SET PROBLEM
Examine the entries and show every line in which the word "JSON" is found.
————————
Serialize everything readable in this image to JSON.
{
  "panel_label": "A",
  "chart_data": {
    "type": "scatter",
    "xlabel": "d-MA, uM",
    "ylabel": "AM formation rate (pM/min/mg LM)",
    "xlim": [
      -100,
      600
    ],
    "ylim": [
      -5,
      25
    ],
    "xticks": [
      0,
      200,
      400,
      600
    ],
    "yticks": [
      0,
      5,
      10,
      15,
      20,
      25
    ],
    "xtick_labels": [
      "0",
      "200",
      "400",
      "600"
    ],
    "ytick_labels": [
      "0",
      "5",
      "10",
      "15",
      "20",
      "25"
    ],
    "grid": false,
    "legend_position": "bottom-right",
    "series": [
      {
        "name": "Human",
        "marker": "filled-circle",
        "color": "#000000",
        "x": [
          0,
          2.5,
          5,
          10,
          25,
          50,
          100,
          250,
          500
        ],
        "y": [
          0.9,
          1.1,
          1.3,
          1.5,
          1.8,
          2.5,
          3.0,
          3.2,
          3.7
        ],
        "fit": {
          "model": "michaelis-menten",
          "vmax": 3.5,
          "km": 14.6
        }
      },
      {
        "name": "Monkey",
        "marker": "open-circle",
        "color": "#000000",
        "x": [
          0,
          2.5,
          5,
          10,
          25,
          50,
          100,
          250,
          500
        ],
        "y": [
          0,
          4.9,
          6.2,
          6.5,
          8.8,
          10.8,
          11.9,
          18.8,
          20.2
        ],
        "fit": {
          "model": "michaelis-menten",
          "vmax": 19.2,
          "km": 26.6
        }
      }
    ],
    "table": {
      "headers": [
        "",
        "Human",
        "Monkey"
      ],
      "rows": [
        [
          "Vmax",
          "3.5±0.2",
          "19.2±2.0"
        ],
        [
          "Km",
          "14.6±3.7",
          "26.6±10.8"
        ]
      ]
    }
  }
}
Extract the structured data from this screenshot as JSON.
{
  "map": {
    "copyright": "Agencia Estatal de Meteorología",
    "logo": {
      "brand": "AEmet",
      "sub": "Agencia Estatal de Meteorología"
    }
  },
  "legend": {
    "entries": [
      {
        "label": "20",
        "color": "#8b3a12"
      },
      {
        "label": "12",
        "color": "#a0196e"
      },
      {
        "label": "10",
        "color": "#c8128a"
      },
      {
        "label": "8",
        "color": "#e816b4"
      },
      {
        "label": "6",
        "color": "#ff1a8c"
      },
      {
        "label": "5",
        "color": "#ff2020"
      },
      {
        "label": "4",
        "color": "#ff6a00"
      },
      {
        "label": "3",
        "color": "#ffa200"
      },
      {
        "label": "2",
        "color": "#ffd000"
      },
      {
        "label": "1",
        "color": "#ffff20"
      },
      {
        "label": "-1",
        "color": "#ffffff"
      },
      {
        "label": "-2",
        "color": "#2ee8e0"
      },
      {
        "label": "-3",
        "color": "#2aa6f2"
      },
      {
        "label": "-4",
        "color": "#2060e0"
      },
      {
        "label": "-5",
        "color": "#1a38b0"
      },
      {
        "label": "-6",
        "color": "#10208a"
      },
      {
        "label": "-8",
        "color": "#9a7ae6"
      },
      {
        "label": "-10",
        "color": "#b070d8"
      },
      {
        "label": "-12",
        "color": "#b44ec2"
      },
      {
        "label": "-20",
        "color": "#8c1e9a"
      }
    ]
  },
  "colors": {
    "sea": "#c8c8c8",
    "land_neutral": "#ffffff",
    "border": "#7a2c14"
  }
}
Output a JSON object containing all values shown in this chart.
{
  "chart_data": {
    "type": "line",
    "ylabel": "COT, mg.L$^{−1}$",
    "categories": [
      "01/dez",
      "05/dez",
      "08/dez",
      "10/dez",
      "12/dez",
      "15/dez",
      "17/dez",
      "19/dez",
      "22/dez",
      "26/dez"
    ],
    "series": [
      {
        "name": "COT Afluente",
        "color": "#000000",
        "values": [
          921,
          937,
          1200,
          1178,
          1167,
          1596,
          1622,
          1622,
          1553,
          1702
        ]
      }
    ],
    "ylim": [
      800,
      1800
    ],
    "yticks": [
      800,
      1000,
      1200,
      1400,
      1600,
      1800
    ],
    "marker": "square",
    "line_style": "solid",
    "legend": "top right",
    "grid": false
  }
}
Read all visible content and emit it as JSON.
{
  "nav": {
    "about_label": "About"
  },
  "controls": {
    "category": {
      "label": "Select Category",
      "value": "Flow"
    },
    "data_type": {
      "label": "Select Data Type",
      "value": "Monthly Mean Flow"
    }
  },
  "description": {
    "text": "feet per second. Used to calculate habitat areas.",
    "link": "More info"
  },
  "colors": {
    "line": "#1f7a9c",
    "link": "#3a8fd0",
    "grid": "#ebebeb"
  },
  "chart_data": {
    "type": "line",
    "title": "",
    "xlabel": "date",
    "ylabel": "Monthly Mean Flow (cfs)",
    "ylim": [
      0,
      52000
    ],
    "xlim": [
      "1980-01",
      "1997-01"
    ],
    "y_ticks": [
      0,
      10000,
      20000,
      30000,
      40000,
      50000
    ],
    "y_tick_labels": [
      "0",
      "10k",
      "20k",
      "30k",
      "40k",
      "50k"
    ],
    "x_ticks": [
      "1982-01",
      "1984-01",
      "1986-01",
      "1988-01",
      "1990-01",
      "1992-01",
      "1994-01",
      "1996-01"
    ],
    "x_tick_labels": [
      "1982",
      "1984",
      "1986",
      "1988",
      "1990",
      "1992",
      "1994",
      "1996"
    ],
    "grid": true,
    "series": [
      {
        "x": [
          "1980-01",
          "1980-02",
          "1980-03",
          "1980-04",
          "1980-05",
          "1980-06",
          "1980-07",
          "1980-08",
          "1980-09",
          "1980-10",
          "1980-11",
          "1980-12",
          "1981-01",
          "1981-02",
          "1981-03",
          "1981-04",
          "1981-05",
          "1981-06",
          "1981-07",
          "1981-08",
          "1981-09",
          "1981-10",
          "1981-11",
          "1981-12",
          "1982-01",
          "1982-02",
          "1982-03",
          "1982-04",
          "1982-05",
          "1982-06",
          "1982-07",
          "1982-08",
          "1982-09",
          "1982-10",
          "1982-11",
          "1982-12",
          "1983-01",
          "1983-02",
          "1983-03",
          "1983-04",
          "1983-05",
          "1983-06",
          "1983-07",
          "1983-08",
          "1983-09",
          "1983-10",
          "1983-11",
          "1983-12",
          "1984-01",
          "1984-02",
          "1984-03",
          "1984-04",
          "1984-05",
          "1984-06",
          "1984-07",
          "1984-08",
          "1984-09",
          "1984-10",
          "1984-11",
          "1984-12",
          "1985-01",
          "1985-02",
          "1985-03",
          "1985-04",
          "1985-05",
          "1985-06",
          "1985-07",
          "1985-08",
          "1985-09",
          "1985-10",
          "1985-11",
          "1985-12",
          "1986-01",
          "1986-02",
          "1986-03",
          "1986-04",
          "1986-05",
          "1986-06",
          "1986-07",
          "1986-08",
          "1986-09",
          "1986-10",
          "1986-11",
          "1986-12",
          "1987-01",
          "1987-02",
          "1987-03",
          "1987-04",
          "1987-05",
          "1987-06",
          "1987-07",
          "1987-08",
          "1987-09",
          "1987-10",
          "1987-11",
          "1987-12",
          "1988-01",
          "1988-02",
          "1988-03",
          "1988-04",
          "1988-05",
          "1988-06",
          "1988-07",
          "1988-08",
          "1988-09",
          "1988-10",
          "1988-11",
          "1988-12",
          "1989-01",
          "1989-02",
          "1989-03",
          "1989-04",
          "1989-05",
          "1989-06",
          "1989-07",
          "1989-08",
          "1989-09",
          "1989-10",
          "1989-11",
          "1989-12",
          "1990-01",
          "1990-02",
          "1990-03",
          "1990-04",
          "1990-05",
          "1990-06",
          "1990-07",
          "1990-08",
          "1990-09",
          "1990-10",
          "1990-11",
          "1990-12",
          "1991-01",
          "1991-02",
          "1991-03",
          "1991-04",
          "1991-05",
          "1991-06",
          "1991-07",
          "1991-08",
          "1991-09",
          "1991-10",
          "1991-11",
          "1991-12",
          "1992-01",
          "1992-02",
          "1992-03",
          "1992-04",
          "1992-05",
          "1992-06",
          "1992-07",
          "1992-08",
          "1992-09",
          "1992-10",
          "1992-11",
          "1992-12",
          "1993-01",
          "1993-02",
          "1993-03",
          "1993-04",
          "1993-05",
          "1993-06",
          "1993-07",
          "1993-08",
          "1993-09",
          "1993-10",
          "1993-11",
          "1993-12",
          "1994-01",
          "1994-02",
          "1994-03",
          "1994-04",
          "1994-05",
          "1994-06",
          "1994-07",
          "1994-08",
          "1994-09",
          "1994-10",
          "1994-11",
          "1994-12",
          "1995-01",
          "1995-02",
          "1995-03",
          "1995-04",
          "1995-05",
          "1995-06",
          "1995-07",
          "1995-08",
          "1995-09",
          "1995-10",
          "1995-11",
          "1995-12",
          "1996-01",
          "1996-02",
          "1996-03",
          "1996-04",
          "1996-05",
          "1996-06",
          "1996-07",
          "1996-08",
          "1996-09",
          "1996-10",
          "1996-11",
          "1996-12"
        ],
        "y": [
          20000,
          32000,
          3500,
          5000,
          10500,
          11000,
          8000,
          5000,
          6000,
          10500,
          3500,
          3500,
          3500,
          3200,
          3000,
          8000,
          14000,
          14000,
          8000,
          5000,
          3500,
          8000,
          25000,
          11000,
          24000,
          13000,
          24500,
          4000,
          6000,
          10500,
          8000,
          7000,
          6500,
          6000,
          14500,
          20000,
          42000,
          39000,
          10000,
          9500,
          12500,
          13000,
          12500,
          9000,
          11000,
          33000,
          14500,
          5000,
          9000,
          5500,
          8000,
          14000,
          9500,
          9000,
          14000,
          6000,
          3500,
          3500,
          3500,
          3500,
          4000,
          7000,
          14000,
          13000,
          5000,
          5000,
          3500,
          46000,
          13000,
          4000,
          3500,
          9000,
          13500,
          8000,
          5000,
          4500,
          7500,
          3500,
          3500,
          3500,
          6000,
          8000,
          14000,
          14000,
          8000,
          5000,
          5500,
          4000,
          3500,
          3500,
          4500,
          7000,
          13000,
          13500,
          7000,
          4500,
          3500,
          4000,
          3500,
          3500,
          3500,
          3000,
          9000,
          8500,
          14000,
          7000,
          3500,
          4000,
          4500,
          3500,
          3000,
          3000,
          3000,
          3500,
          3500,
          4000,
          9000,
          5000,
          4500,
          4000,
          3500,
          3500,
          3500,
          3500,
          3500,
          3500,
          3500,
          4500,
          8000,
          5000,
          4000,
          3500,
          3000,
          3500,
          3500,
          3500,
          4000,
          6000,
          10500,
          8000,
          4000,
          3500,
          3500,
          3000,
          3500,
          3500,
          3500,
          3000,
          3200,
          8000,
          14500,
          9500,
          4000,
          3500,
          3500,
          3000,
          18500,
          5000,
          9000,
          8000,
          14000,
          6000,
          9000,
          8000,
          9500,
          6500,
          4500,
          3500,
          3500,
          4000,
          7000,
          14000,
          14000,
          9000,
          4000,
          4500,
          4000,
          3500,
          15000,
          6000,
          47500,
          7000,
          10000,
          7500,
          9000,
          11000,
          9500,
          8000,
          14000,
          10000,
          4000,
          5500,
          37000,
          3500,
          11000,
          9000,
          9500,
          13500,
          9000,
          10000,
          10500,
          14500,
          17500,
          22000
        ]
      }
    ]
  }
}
————————
EXERCISE SOLUTION
Serialize everything readable in this image to JSON.
Extract the structured data from this screenshot as JSON.
Output a JSON object containing all values shown in this chart.
Read all visible content and emit it as JSON.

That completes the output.